(Dataset entries)

-.-.-

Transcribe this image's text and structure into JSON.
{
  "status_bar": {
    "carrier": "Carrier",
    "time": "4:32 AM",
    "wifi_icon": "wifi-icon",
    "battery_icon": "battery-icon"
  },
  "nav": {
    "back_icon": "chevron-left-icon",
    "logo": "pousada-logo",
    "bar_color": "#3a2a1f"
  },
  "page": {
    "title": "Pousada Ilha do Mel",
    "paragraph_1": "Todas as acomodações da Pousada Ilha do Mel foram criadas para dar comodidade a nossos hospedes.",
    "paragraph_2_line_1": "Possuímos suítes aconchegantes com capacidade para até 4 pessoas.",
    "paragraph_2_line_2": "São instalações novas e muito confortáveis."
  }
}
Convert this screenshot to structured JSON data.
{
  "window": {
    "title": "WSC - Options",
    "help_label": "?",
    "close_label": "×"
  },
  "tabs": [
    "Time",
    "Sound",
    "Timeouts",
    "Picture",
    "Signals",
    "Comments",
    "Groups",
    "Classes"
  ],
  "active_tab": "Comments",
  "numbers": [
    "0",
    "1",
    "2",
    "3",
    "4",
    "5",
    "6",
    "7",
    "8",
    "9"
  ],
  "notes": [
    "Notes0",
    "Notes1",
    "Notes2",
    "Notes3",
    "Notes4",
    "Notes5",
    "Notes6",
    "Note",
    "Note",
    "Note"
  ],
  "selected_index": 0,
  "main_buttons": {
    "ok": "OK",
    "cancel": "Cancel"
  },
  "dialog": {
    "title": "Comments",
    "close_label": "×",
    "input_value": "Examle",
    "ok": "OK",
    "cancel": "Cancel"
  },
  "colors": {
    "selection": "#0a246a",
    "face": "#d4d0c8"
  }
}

-.-.-

Your task: Give back the whole listing, word for word.

Solved exercise:
Transcribe this image's text and structure into JSON.
{
  "status_bar": {
    "carrier": "Carrier",
    "time": "4:32 AM",
    "wifi_icon": "wifi-icon",
    "battery_icon": "battery-icon"
  },
  "nav": {
    "back_icon": "chevron-left-icon",
    "logo": "pousada-logo",
    "bar_color": "#3a2a1f"
  },
  "page": {
    "title": "Pousada Ilha do Mel",
    "paragraph_1": "Todas as acomodações da Pousada Ilha do Mel foram criadas para dar comodidade a nossos hospedes.",
    "paragraph_2_line_1": "Possuímos suítes aconchegantes com capacidade para até 4 pessoas.",
    "paragraph_2_line_2": "São instalações novas e muito confortáveis."
  }
}
Convert this screenshot to structured JSON data.
{
  "window": {
    "title": "WSC - Options",
    "help_label": "?",
    "close_label": "×"
  },
  "tabs": [
    "Time",
    "Sound",
    "Timeouts",
    "Picture",
    "Signals",
    "Comments",
    "Groups",
    "Classes"
  ],
  "active_tab": "Comments",
  "numbers": [
    "0",
    "1",
    "2",
    "3",
    "4",
    "5",
    "6",
    "7",
    "8",
    "9"
  ],
  "notes": [
    "Notes0",
    "Notes1",
    "Notes2",
    "Notes3",
    "Notes4",
    "Notes5",
    "Notes6",
    "Note",
    "Note",
    "Note"
  ],
  "selected_index": 0,
  "main_buttons": {
    "ok": "OK",
    "cancel": "Cancel"
  },
  "dialog": {
    "title": "Comments",
    "close_label": "×",
    "input_value": "Examle",
    "ok": "OK",
    "cancel": "Cancel"
  },
  "colors": {
    "selection": "#0a246a",
    "face": "#d4d0c8"
  }
}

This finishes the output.